### Texte du document

######

Usines ouvertes et mosquées fermées

Le père Albert T. Rozario, curé de la paroisse catholique Saint-Joseph de Savar, dans un secteur industriel de la capitale, dénonce également la réouverture des usines. « C’est une décision frustrante, inappropriée et imprudente. Jusqu’à aujourd’hui, le gouvernement a tout fait comme il fallait, mais les choses risquent d’empirer alors que des ouvriers reprennent le travail dans tout le pays », ajoute le père Rozario, membre de la commission Justice et Paix de l’archidiocèse de Dacca. La décision de rouvrir les usines est également polémique alors que les mosquées du pays restent fermées, malgré le début du mois du ramadan. « J’ai vu des musulmans en colère sur les réseaux sociaux, demandant pourquoi le gouvernement autorise la réouverture des usines et non des mosquées. Cette polémique risque de se retourner contre le gouvernement », estime le prêtre. M. A. Rahim, vice-président de BGMEA, affirme de son côté que la réouverture des usines est une question de survie pour le secteur.

« La décision du gouvernement va permettre de soulager l’industrie du textile, qui était sous pression depuis le début de la crise sanitaire. Nous avons perdu des commandes, et les livraisons d’avril ont été retenues. Maintenant, nous pourrons relancer l’activité en assurant les livraisons qui ont été retardées », ajoute Rahim, qui estime cependant que le soutien financier du gouvernement ne suffira pas à couvrir les pertes, alors que le secteur du textile est resté bloqué aussi longtemps. Il souligne également que la réouverture n’a été décidée qu’à petite échelle, et que des consignes de sécurité ont été publiées par BGMEA, qui a créé une équipe de contrôle pour vérifier qu’elles sont respectées. Rahim, directeur du groupe DBL, confie que près de 6 000 travailleurs sur les 36 000 que comptent les huit usines du groupe ont repris le travail, et que 10 000 autres devraient reprendre le travail la semaine prochaine. « Nous avons demandé aux autres de ne pas revenir, en leur assurant qu’ils ne sont pas renvoyés et que leurs salaires seront maintenus. Nous avons pris toutes les mesures de précaution nécessaires pour protéger ceux qui reprennent le travail », ajoute-t-il.

Le secteur du textile bangladais, d’une valeur de 30 milliards de dollars US, est la deuxième industrie textile au monde après la Chine, grâce à une main d’œuvre bon marché et à de nombreux investisseurs. Le secteur emploie près de 4 millions d’ouvriers dans le pays, dans plus de 5 000 usines à travers le pays, et représente près de 80 % des recettes d’exportation annuelles du pays. Selon les analystes, les industriels du textile bangladais ont une influence financière et politique considérable, ce qui a permis la réouverture des usines. « Cette décision n‘a pas été faite selon des recommandations scientifiques, mais par cupidité et suite à des manœuvres politiques », affirme Ali Riaz, un chroniqueur politique bangladais basé aux États-Unis. Le Bangladesh enregistre chaque jour plusieurs centaines de nouvelles infections ; des malades ont été découverts dans 60 districts sur les 64 que compte le pays. Le Bangladesh a enregistré, au 27 avril, 5 913 cas confirmés, dont 152 décès, selon l’Institut national d’épidémiologie, de contrôle et de recherche sur les maladies.

######

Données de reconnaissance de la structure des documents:
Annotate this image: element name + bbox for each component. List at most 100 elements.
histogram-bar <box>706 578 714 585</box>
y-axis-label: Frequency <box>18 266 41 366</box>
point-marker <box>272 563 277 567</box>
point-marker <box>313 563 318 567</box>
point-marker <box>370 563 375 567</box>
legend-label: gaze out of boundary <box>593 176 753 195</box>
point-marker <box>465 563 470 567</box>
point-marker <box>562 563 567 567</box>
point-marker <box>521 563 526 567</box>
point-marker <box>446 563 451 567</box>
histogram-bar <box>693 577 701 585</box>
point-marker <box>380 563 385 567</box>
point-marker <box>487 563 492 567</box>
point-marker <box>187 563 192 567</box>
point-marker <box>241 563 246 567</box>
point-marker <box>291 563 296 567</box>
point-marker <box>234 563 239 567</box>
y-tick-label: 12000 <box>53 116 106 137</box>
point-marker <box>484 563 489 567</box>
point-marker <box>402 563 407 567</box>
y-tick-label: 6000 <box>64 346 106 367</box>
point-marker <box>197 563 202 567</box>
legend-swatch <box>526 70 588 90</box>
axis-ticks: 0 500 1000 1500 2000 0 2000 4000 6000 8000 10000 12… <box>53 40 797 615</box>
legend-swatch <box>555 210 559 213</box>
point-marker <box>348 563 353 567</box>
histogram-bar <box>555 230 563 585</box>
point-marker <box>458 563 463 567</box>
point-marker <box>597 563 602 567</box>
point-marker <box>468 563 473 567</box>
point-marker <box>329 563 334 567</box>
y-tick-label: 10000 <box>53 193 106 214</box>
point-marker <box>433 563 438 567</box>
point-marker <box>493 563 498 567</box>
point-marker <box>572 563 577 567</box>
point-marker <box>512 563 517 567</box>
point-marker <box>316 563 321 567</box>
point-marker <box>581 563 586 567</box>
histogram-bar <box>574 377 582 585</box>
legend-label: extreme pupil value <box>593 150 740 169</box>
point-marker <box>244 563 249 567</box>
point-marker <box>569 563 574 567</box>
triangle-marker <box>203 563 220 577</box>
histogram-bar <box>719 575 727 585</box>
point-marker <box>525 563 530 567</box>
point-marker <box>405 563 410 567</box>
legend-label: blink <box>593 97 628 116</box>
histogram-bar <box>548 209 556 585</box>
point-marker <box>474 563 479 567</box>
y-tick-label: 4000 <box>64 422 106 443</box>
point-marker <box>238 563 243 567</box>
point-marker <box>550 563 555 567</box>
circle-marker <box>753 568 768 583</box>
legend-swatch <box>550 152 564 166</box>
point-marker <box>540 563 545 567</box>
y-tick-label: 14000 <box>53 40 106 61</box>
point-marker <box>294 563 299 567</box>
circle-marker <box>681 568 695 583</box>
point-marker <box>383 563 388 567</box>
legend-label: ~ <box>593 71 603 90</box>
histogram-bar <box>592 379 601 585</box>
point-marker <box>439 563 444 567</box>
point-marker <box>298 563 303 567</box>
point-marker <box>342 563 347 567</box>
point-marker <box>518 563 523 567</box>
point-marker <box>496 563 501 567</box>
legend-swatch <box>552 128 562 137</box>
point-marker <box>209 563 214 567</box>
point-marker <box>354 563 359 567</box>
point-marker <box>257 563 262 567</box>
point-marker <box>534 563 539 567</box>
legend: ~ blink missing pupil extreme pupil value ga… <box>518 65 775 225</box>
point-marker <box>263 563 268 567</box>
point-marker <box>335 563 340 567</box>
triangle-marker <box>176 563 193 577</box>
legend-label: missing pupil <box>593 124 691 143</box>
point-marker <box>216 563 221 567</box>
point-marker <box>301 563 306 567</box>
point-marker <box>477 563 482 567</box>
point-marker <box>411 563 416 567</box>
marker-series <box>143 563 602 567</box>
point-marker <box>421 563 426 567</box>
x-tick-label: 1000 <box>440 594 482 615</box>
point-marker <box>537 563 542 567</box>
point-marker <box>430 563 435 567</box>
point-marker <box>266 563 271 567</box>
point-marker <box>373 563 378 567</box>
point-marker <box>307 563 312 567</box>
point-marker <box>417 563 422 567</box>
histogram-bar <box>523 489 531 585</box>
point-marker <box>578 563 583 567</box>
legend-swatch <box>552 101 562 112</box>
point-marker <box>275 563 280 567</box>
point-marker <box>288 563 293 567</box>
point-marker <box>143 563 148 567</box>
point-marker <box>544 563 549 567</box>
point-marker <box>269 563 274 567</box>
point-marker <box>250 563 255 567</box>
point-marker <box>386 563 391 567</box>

######

Pour chaque affirmation ci-dessous, répondez par oui ou non selon qu'elle concorde ou non avec l'article sur la réouverture des usines au Bangladesh, en citant les mots décisifs du texte.
1. Le groupe DBL possède huit usines.
2. Les mosquées du pays ont rouvert au début du mois du ramadan.
3. Des malades ont été découverts dans tous les districts du Bangladesh.

1. Oui : « sur les 36 000 que comptent les huit usines du groupe ».
2. Non : « les mosquées du pays restent fermées, malgré le début du mois du ramadan ».
3. Non : « des malades ont été découverts dans 60 districts sur les 64 que compte le pays ».